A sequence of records
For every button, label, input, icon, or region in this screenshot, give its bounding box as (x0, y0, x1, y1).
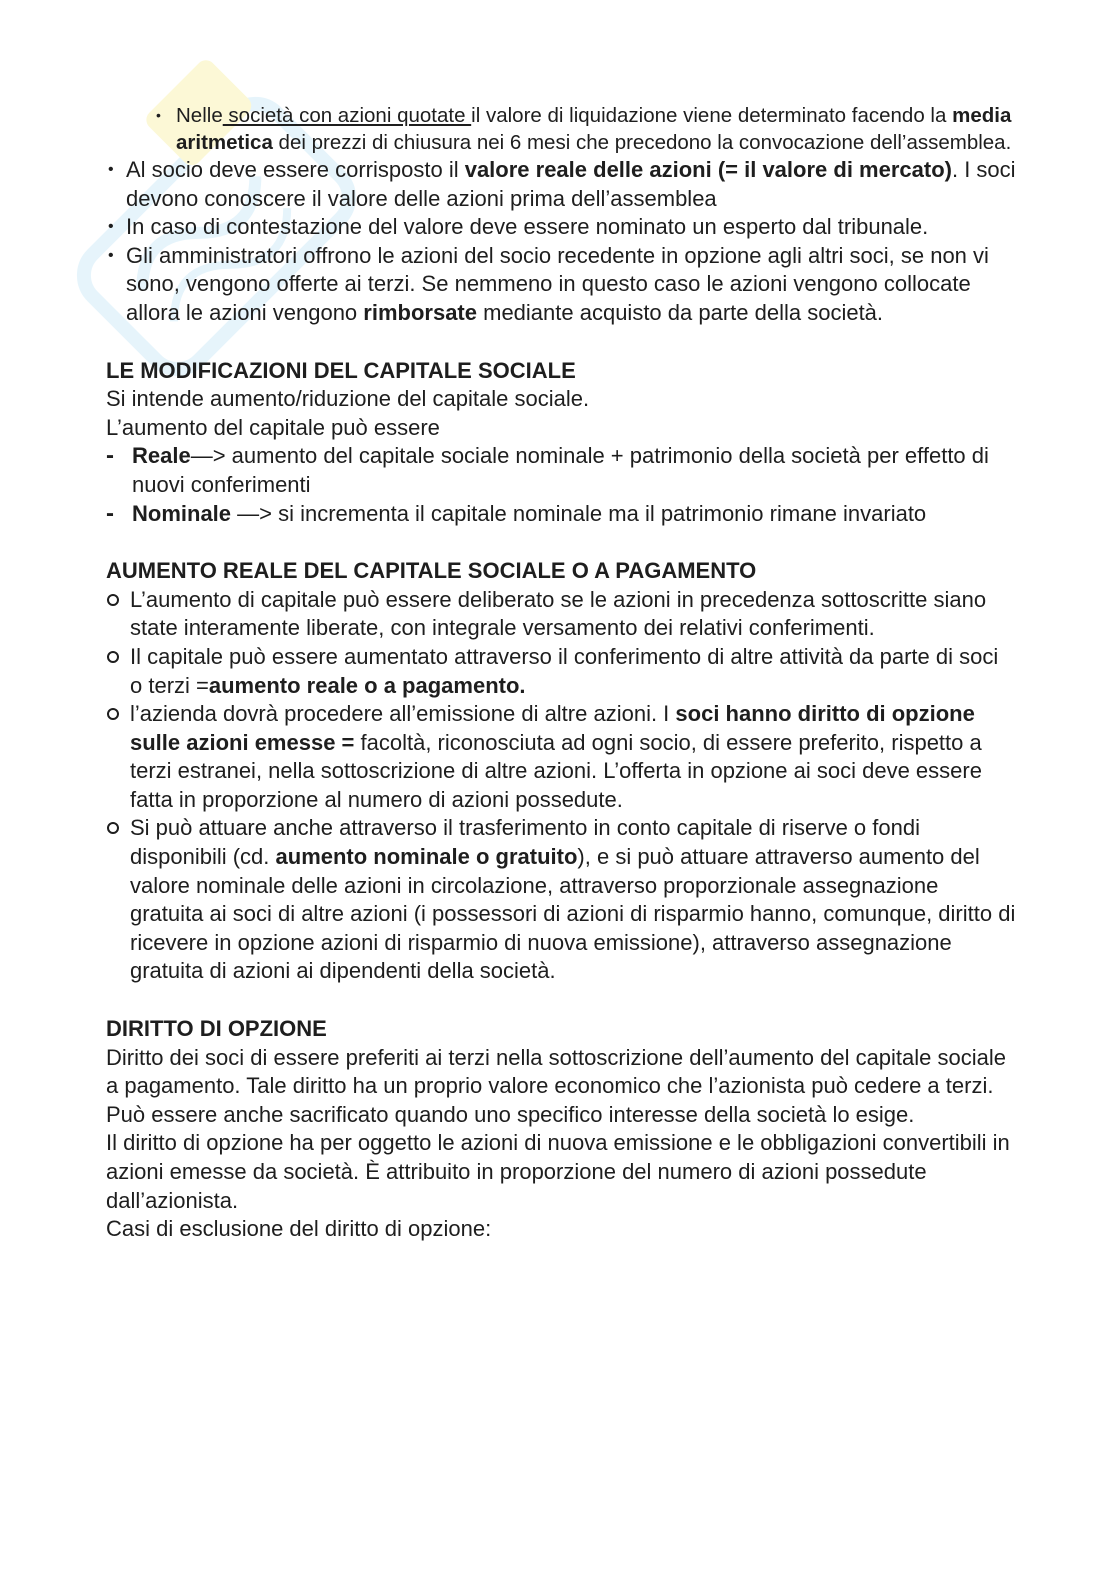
paragraph: Si intende aumento/riduzione del capitale sociale. (106, 386, 590, 412)
section-heading-diritto-opzione: DIRITTO DI OPZIONE (106, 1016, 327, 1042)
paragraph: Diritto dei soci di essere preferiti ai terzi nella sottoscrizione dell’aumento del capitale sociale a pagamento. Tale diritto ha un proprio valore economico che l’azionista può cedere a terzi. Può essere anche sacrificato quando uno specifico interesse della società lo esige. (106, 1044, 1006, 1127)
aumento-types-list (106, 442, 1016, 528)
underlined-text: società con azioni quotate (222, 104, 472, 127)
list-item: • Al socio deve essere corrisposto il valore reale delle azioni (= il valore di mercato). I soci devono conoscere il valore delle azioni prima dell’assemblea (106, 156, 1016, 213)
list-item: Il capitale può essere aumentato attraverso il conferimento di altre attività da parte di soci o terzi =aumento reale o a pagamento. (106, 643, 1016, 700)
section-heading-modificazioni: LE MODIFICAZIONI DEL CAPITALE SOCIALE (106, 357, 576, 383)
section-heading-aumento-reale: AUMENTO REALE DEL CAPITALE SOCIALE O A PAGAMENTO (106, 558, 757, 584)
list-item: - Nominale —> si incrementa il capitale nominale ma il patrimonio rimane invariato (106, 500, 1016, 529)
liquidazione-sub-list (156, 102, 1016, 156)
list-item: Si può attuare anche attraverso il trasferimento in conto capitale di riserve o fondi disponibili (cd. aumento nominale o gratuito), e si può attuare attraverso aumento del valore nominale delle azioni in circolazione, attraverso proporzionale assegnazione gratuita ai soci di altre azioni (i possessori di azioni di risparmio hanno, comunque, diritto di ricevere in opzione azioni di risparmio di nuova emissione), attraverso assegnazione gratuita di azioni ai dipendenti della società. (106, 814, 1016, 986)
list-item: - Reale—> aumento del capitale sociale nominale + patrimonio della società per effetto di nuovi conferimenti (106, 442, 1016, 499)
recesso-bullet-list (106, 156, 1016, 328)
list-item: • Nelle società con azioni quotate il valore di liquidazione viene determinato facendo la media aritmetica dei prezzi di chiusura nei 6 mesi che precedono la convocazione dell’assemblea. (156, 102, 1016, 156)
list-item: • Gli amministratori offrono le azioni del socio recedente in opzione agli altri soci, se non vi sono, vengono offerte ai terzi. Se nemmeno in questo caso le azioni vengono collocate allora le azioni vengono rimborsate mediante acquisto da parte della società. (106, 242, 1016, 328)
list-item: l’azienda dovrà procedere all’emissione di altre azioni. I soci hanno diritto di opzione sulle azioni emesse = facoltà, riconosciuta ad ogni socio, di essere preferito, rispetto a terzi estranei, nella sottoscrizione di altre azioni. L’offerta in opzione ai soci deve essere fatta in proporzione al numero di azioni possedute. (106, 700, 1016, 814)
paragraph: Casi di esclusione del diritto di opzione: (106, 1216, 492, 1242)
document-page (106, 102, 1016, 1244)
paragraph: L’aumento del capitale può essere (106, 414, 440, 440)
paragraph: Il diritto di opzione ha per oggetto le azioni di nuova emissione e le obbligazioni convertibili in azioni emesse da società. È attribuito in proporzione del numero di azioni possedute dall’azionista. (106, 1130, 1010, 1213)
list-item: • In caso di contestazione del valore deve essere nominato un esperto dal tribunale. (106, 213, 1016, 242)
bold-text: media aritmetica (176, 104, 1012, 154)
list-item: L’aumento di capitale può essere deliberato se le azioni in precedenza sottoscritte siano state interamente liberate, con integrale versamento dei relativi conferimenti. (106, 586, 1016, 643)
aumento-reale-list (106, 586, 1016, 986)
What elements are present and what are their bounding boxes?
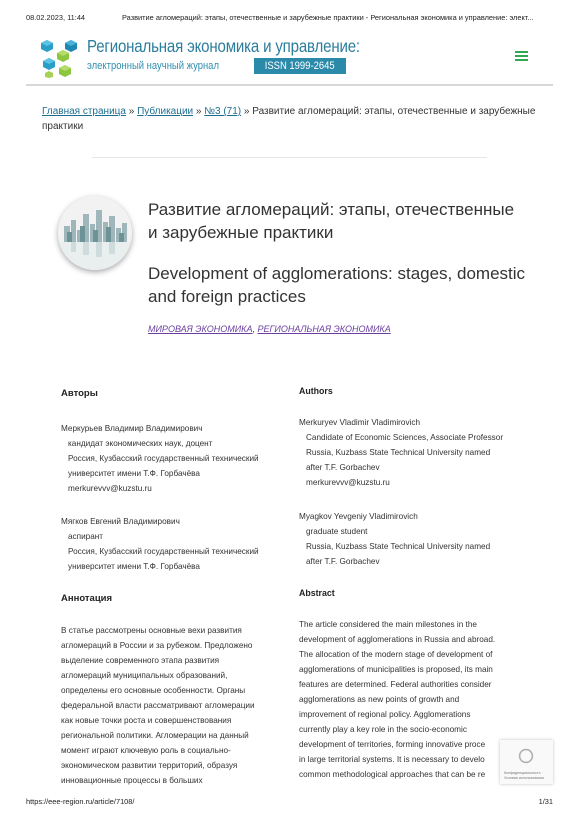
abstract-text: [299, 617, 529, 782]
breadcrumb-issue-link[interactable]: №3 (71): [204, 106, 242, 117]
rubric-link-regional-economy[interactable]: РЕГИОНАЛЬНАЯ ЭКОНОМИКА: [257, 324, 391, 334]
author-email: merkurevvv@kuzstu.ru: [68, 484, 152, 493]
author-affiliation: after T.F. Gorbachev: [306, 557, 380, 566]
annotation-line: региональной политики. Агломерации на данный: [61, 731, 249, 740]
article-thumbnail: [58, 196, 132, 270]
author-degree: graduate student: [306, 527, 368, 536]
annotation-line: федеральной власти рассматривают агломерации: [61, 701, 255, 710]
issn-text: ISSN 1999-2645: [265, 60, 335, 72]
abstract-line: The article considered the main milestones in the: [299, 620, 477, 629]
abstract-line: development of agglomerations in Russia and abroad.: [299, 635, 496, 644]
author-affiliation: after T.F. Gorbachev: [306, 463, 380, 472]
author-affiliation: Россия, Кузбасский государственный технический: [68, 547, 259, 556]
abstract-line: currently play a key role in the socio-economic: [299, 725, 467, 734]
breadcrumb-sep: »: [193, 106, 205, 117]
annotation-line: инновационные процессы в больших: [61, 776, 203, 785]
city-skyline-icon: [58, 196, 132, 270]
annotation-line: выделение современного этапа развития: [61, 656, 220, 665]
author-en-2: [299, 509, 524, 569]
breadcrumb-home-link[interactable]: Главная страница: [42, 106, 126, 117]
print-page-number: 1/31: [538, 797, 553, 806]
author-name: Меркурьев Владимир Владимирович: [61, 424, 203, 433]
author-name: Myagkov Yevgeniy Vladimirovich: [299, 512, 418, 521]
breadcrumb-current: » Развитие агломераций: этапы, отечественные и зарубежные практики: [42, 106, 536, 132]
print-footer: [26, 797, 553, 809]
menu-hamburger-icon[interactable]: [515, 51, 528, 61]
print-header: [26, 13, 553, 27]
annotation-line: агломераций муниципальных образований,: [61, 671, 228, 680]
annotation-line: определены его основные особенности. Органы: [61, 686, 246, 695]
recaptcha-text: Конфиденциальность · Условия использования: [504, 771, 544, 780]
authors-en-heading: Authors: [299, 386, 333, 396]
author-degree: Candidate of Economic Sciences, Associate Professor: [306, 433, 504, 442]
author-email: merkurevvv@kuzstu.ru: [306, 478, 390, 487]
issn-badge: [254, 58, 346, 74]
rubric-link-world-economy[interactable]: МИРОВАЯ ЭКОНОМИКА: [148, 324, 253, 334]
site-title[interactable]: Региональная экономика и управление:: [87, 36, 360, 56]
author-affiliation: Russia, Kuzbass State Technical University named: [306, 448, 491, 457]
annotation-line: экономическом развитии территорий, образуя: [61, 761, 238, 770]
author-degree: аспирант: [68, 532, 104, 541]
author-name: Мягков Евгений Владимирович: [61, 517, 180, 526]
authors-ru-heading: Авторы: [61, 388, 98, 399]
author-ru-2: [61, 514, 286, 574]
print-title: Развитие агломераций: этапы, отечественные и зарубежные практики - Региональная экономика и управление: элект...: [122, 13, 534, 22]
recaptcha-icon: [518, 748, 534, 764]
print-url: https://eee-region.ru/article/7108/: [26, 797, 135, 806]
breadcrumb-publications-link[interactable]: Публикации: [137, 106, 194, 117]
abstract-line: development of territories, forming innovative proce: [299, 740, 486, 749]
annotation-heading: Аннотация: [61, 593, 113, 604]
author-ru-1: [61, 421, 286, 496]
annotation-line: агломераций в России и за рубежом. Предложено: [61, 641, 253, 650]
print-date: 08.02.2023, 11:44: [26, 13, 86, 22]
author-affiliation: Russia, Kuzbass State Technical University named: [306, 542, 491, 551]
article-title-en: Development of agglomerations: stages, domestic and foreign practices: [148, 264, 526, 306]
breadcrumb: [42, 104, 542, 134]
annotation-line: как новые точки роста и совершенствования: [61, 716, 232, 725]
rubric-sep: ,: [252, 324, 258, 334]
logo-cubes-icon[interactable]: [41, 38, 79, 78]
abstract-line: agglomerations of municipalities is proposed, its main: [299, 665, 493, 674]
author-affiliation: Россия, Кузбасский государственный технический: [68, 454, 259, 463]
abstract-line: improvement of regional policy. Agglomerations: [299, 710, 471, 719]
author-en-1: [299, 415, 524, 490]
abstract-line: common methodological approaches that can be re: [299, 770, 486, 779]
annotation-text: [61, 623, 286, 788]
annotation-line: момент играют ключевую роль в социально-: [61, 746, 231, 755]
site-header: [26, 30, 553, 86]
site-subtitle: электронный научный журнал: [87, 60, 219, 72]
recaptcha-badge[interactable]: [500, 740, 553, 784]
article-rubrics: [148, 324, 391, 334]
divider: [92, 157, 487, 158]
author-degree: кандидат экономических наук, доцент: [68, 439, 213, 448]
abstract-line: agglomerations as new points of growth and: [299, 695, 460, 704]
article-title-ru: Развитие агломераций: этапы, отечественные и зарубежные практики: [148, 200, 515, 242]
annotation-line: В статье рассмотрены основные вехи развития: [61, 626, 242, 635]
abstract-line: in large territorial systems. It is necessary to develo: [299, 755, 485, 764]
abstract-heading: Abstract: [299, 588, 335, 598]
abstract-line: The allocation of the modern stage of development of: [299, 650, 493, 659]
author-affiliation: университет имени Т.Ф. Горбачёва: [68, 562, 200, 571]
breadcrumb-sep: »: [125, 106, 138, 117]
author-name: Merkuryev Vladimir Vladimirovich: [299, 418, 421, 427]
abstract-line: features are determined. Federal authorities consider: [299, 680, 492, 689]
author-affiliation: университет имени Т.Ф. Горбачёва: [68, 469, 200, 478]
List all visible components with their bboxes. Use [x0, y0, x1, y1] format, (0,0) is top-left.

▶ [DIRECTIONS]:
Update the listing, starting at the line that contains "paragraph: Si intende" and stopping after the line that contains "recesso-bullet-list (106, 156, 1016, 328)", by replacing "patrimonio" with "patrimonio netto". Rewrite those lines in full with nothing else changed.

▶ [WORKED SOLUTION]:
paragraph: Si intende aumento/riduzione del capitale sociale. (106, 386, 590, 412)
section-heading-diritto-opzione: DIRITTO DI OPZIONE (106, 1016, 327, 1042)
paragraph: Diritto dei soci di essere preferiti ai terzi nella sottoscrizione dell’aumento del capitale sociale a pagamento. Tale diritto ha un proprio valore economico che l’azionista può cedere a terzi. Può essere anche sacrificato quando uno specifico interesse della società lo esige. (106, 1044, 1006, 1127)
aumento-types-list (106, 442, 1016, 528)
underlined-text: società con azioni quotate (222, 104, 472, 127)
list-item: • Al socio deve essere corrisposto il valore reale delle azioni (= il valore di mercato). I soci devono conoscere il valore delle azioni prima dell’assemblea (106, 156, 1016, 213)
list-item: Il capitale può essere aumentato attraverso il conferimento di altre attività da parte di soci o terzi =aumento reale o a pagamento. (106, 643, 1016, 700)
section-heading-modificazioni: LE MODIFICAZIONI DEL CAPITALE SOCIALE (106, 357, 576, 383)
section-heading-aumento-reale: AUMENTO REALE DEL CAPITALE SOCIALE O A PAGAMENTO (106, 558, 757, 584)
list-item: - Nominale —> si incrementa il capitale nominale ma il patrimonio netto rimane invariato (106, 500, 1016, 529)
liquidazione-sub-list (156, 102, 1016, 156)
list-item: Si può attuare anche attraverso il trasferimento in conto capitale di riserve o fondi disponibili (cd. aumento nominale o gratuito), e si può attuare attraverso aumento del valore nominale delle azioni in circolazione, attraverso proporzionale assegnazione gratuita ai soci di altre azioni (i possessori di azioni di risparmio hanno, comunque, diritto di ricevere in opzione azioni di risparmio di nuova emissione), attraverso assegnazione gratuita di azioni ai dipendenti della società. (106, 814, 1016, 986)
list-item: - Reale—> aumento del capitale sociale nominale + patrimonio netto della società per effetto di nuovi conferimenti (106, 442, 1016, 499)
recesso-bullet-list (106, 156, 1016, 328)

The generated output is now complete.